[Source material start]

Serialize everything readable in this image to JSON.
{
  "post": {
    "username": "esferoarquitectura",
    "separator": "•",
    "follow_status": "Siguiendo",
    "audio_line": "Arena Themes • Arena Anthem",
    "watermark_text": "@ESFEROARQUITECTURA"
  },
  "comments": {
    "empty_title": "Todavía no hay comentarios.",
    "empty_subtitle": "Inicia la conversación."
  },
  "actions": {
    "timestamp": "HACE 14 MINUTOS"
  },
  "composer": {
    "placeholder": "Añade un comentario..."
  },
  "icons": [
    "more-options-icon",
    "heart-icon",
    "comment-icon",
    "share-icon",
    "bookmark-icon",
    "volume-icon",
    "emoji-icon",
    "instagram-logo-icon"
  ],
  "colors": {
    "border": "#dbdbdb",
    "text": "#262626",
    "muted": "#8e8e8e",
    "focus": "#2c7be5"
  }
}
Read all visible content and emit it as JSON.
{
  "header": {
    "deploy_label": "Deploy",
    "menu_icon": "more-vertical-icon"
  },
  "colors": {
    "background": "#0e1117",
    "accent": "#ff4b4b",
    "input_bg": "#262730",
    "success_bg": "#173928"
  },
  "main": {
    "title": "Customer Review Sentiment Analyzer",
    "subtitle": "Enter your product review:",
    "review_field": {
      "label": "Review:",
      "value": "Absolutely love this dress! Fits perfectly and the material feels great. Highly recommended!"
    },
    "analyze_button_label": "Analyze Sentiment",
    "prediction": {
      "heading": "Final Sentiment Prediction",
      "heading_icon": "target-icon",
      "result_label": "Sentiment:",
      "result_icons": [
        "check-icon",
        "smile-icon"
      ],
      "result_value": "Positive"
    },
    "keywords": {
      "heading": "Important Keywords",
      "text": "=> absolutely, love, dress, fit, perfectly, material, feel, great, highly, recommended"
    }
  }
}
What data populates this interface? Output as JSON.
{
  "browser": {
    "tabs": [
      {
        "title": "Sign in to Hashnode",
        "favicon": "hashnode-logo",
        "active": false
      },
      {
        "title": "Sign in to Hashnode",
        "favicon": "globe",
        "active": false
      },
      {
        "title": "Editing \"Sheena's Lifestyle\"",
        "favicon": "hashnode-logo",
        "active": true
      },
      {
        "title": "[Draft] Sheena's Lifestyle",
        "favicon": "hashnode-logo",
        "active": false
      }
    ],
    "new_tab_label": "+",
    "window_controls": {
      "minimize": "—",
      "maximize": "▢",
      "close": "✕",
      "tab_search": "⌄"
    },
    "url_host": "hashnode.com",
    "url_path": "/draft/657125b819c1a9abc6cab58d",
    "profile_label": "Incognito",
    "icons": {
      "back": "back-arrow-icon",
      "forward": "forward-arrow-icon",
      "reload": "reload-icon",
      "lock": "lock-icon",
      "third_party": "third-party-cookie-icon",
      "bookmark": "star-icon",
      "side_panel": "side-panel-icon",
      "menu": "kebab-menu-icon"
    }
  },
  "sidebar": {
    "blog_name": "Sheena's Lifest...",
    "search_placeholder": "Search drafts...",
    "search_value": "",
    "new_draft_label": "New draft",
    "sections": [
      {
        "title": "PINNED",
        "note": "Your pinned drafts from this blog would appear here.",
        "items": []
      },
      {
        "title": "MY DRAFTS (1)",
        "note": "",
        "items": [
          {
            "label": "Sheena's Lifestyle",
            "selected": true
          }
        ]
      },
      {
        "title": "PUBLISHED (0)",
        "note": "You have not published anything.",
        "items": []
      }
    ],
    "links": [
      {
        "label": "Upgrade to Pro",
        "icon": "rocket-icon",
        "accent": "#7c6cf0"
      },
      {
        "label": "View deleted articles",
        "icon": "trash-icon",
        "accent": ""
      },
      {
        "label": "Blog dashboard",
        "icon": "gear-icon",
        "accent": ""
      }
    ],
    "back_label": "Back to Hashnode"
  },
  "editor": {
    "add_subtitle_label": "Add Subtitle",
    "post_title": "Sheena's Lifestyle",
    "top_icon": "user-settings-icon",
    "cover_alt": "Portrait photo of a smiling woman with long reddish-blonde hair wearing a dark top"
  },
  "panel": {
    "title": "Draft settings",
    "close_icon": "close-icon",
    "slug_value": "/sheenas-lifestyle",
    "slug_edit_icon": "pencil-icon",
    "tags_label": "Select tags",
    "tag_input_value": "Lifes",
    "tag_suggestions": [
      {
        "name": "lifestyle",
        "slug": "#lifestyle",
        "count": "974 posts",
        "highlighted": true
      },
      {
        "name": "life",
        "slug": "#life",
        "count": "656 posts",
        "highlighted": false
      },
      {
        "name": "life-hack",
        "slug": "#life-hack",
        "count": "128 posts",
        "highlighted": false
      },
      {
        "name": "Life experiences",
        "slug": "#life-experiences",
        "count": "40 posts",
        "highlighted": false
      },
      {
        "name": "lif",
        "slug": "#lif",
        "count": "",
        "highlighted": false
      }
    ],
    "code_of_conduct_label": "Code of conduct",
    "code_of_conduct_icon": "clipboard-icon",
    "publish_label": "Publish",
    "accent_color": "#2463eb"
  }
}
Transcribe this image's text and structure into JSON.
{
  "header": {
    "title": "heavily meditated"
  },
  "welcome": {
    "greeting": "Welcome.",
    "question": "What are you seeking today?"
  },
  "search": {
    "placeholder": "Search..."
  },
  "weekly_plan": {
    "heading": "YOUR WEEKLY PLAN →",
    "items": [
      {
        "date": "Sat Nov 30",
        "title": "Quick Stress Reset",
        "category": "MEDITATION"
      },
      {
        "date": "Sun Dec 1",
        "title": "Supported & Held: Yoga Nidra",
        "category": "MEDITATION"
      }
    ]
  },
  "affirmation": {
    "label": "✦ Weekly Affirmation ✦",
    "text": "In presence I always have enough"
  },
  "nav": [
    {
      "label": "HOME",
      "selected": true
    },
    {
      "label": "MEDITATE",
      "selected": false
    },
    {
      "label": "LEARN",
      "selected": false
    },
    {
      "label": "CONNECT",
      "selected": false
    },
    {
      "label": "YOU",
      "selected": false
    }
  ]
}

[Source material end]

Exercise instructions: Set all of the records down again, exactly as they stand.

Solution for this problem:
Serialize everything readable in this image to JSON.
{
  "post": {
    "username": "esferoarquitectura",
    "separator": "•",
    "follow_status": "Siguiendo",
    "audio_line": "Arena Themes • Arena Anthem",
    "watermark_text": "@ESFEROARQUITECTURA"
  },
  "comments": {
    "empty_title": "Todavía no hay comentarios.",
    "empty_subtitle": "Inicia la conversación."
  },
  "actions": {
    "timestamp": "HACE 14 MINUTOS"
  },
  "composer": {
    "placeholder": "Añade un comentario..."
  },
  "icons": [
    "more-options-icon",
    "heart-icon",
    "comment-icon",
    "share-icon",
    "bookmark-icon",
    "volume-icon",
    "emoji-icon",
    "instagram-logo-icon"
  ],
  "colors": {
    "border": "#dbdbdb",
    "text": "#262626",
    "muted": "#8e8e8e",
    "focus": "#2c7be5"
  }
}
Read all visible content and emit it as JSON.
{
  "header": {
    "deploy_label": "Deploy",
    "menu_icon": "more-vertical-icon"
  },
  "colors": {
    "background": "#0e1117",
    "accent": "#ff4b4b",
    "input_bg": "#262730",
    "success_bg": "#173928"
  },
  "main": {
    "title": "Customer Review Sentiment Analyzer",
    "subtitle": "Enter your product review:",
    "review_field": {
      "label": "Review:",
      "value": "Absolutely love this dress! Fits perfectly and the material feels great. Highly recommended!"
    },
    "analyze_button_label": "Analyze Sentiment",
    "prediction": {
      "heading": "Final Sentiment Prediction",
      "heading_icon": "target-icon",
      "result_label": "Sentiment:",
      "result_icons": [
        "check-icon",
        "smile-icon"
      ],
      "result_value": "Positive"
    },
    "keywords": {
      "heading": "Important Keywords",
      "text": "=> absolutely, love, dress, fit, perfectly, material, feel, great, highly, recommended"
    }
  }
}
What data populates this interface? Output as JSON.
{
  "browser": {
    "tabs": [
      {
        "title": "Sign in to Hashnode",
        "favicon": "hashnode-logo",
        "active": false
      },
      {
        "title": "Sign in to Hashnode",
        "favicon": "globe",
        "active": false
      },
      {
        "title": "Editing \"Sheena's Lifestyle\"",
        "favicon": "hashnode-logo",
        "active": true
      },
      {
        "title": "[Draft] Sheena's Lifestyle",
        "favicon": "hashnode-logo",
        "active": false
      }
    ],
    "new_tab_label": "+",
    "window_controls": {
      "minimize": "—",
      "maximize": "▢",
      "close": "✕",
      "tab_search": "⌄"
    },
    "url_host": "hashnode.com",
    "url_path": "/draft/657125b819c1a9abc6cab58d",
    "profile_label": "Incognito",
    "icons": {
      "back": "back-arrow-icon",
      "forward": "forward-arrow-icon",
      "reload": "reload-icon",
      "lock": "lock-icon",
      "third_party": "third-party-cookie-icon",
      "bookmark": "star-icon",
      "side_panel": "side-panel-icon",
      "menu": "kebab-menu-icon"
    }
  },
  "sidebar": {
    "blog_name": "Sheena's Lifest...",
    "search_placeholder": "Search drafts...",
    "search_value": "",
    "new_draft_label": "New draft",
    "sections": [
      {
        "title": "PINNED",
        "note": "Your pinned drafts from this blog would appear here.",
        "items": []
      },
      {
        "title": "MY DRAFTS (1)",
        "note": "",
        "items": [
          {
            "label": "Sheena's Lifestyle",
            "selected": true
          }
        ]
      },
      {
        "title": "PUBLISHED (0)",
        "note": "You have not published anything.",
        "items": []
      }
    ],
    "links": [
      {
        "label": "Upgrade to Pro",
        "icon": "rocket-icon",
        "accent": "#7c6cf0"
      },
      {
        "label": "View deleted articles",
        "icon": "trash-icon",
        "accent": ""
      },
      {
        "label": "Blog dashboard",
        "icon": "gear-icon",
        "accent": ""
      }
    ],
    "back_label": "Back to Hashnode"
  },
  "editor": {
    "add_subtitle_label": "Add Subtitle",
    "post_title": "Sheena's Lifestyle",
    "top_icon": "user-settings-icon",
    "cover_alt": "Portrait photo of a smiling woman with long reddish-blonde hair wearing a dark top"
  },
  "panel": {
    "title": "Draft settings",
    "close_icon": "close-icon",
    "slug_value": "/sheenas-lifestyle",
    "slug_edit_icon": "pencil-icon",
    "tags_label": "Select tags",
    "tag_input_value": "Lifes",
    "tag_suggestions": [
      {
        "name": "lifestyle",
        "slug": "#lifestyle",
        "count": "974 posts",
        "highlighted": true
      },
      {
        "name": "life",
        "slug": "#life",
        "count": "656 posts",
        "highlighted": false
      },
      {
        "name": "life-hack",
        "slug": "#life-hack",
        "count": "128 posts",
        "highlighted": false
      },
      {
        "name": "Life experiences",
        "slug": "#life-experiences",
        "count": "40 posts",
        "highlighted": false
      },
      {
        "name": "lif",
        "slug": "#lif",
        "count": "",
        "highlighted": false
      }
    ],
    "code_of_conduct_label": "Code of conduct",
    "code_of_conduct_icon": "clipboard-icon",
    "publish_label": "Publish",
    "accent_color": "#2463eb"
  }
}
Transcribe this image's text and structure into JSON.
{
  "header": {
    "title": "heavily meditated"
  },
  "welcome": {
    "greeting": "Welcome.",
    "question": "What are you seeking today?"
  },
  "search": {
    "placeholder": "Search..."
  },
  "weekly_plan": {
    "heading": "YOUR WEEKLY PLAN →",
    "items": [
      {
        "date": "Sat Nov 30",
        "title": "Quick Stress Reset",
        "category": "MEDITATION"
      },
      {
        "date": "Sun Dec 1",
        "title": "Supported & Held: Yoga Nidra",
        "category": "MEDITATION"
      }
    ]
  },
  "affirmation": {
    "label": "✦ Weekly Affirmation ✦",
    "text": "In presence I always have enough"
  },
  "nav": [
    {
      "label": "HOME",
      "selected": true
    },
    {
      "label": "MEDITATE",
      "selected": false
    },
    {
      "label": "LEARN",
      "selected": false
    },
    {
      "label": "CONNECT",
      "selected": false
    },
    {
      "label": "YOU",
      "selected": false
    }
  ]
}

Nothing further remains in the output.